>> START Stored rows

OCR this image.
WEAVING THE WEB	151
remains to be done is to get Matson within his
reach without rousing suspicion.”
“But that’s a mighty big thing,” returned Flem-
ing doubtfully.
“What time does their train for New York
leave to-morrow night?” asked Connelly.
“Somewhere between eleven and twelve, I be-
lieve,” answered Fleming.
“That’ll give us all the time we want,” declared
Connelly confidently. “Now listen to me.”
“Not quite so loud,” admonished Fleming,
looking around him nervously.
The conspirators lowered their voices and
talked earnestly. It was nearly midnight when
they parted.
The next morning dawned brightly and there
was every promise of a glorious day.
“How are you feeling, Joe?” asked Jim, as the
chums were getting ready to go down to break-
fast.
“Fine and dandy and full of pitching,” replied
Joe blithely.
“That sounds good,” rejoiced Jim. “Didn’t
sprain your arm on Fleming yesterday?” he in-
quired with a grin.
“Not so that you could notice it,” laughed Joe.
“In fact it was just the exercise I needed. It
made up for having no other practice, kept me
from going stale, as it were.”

>> END Stored rows

Word for word, restate all of the data shown above.

**Result of the task:**
OCR this image.
WEAVING THE WEB	151
remains to be done is to get Matson within his
reach without rousing suspicion.”
“But that’s a mighty big thing,” returned Flem-
ing doubtfully.
“What time does their train for New York
leave to-morrow night?” asked Connelly.
“Somewhere between eleven and twelve, I be-
lieve,” answered Fleming.
“That’ll give us all the time we want,” declared
Connelly confidently. “Now listen to me.”
“Not quite so loud,” admonished Fleming,
looking around him nervously.
The conspirators lowered their voices and
talked earnestly. It was nearly midnight when
they parted.
The next morning dawned brightly and there
was every promise of a glorious day.
“How are you feeling, Joe?” asked Jim, as the
chums were getting ready to go down to break-
fast.
“Fine and dandy and full of pitching,” replied
Joe blithely.
“That sounds good,” rejoiced Jim. “Didn’t
sprain your arm on Fleming yesterday?” he in-
quired with a grin.
“Not so that you could notice it,” laughed Joe.
“In fact it was just the exercise I needed. It
made up for having no other practice, kept me
from going stale, as it were.”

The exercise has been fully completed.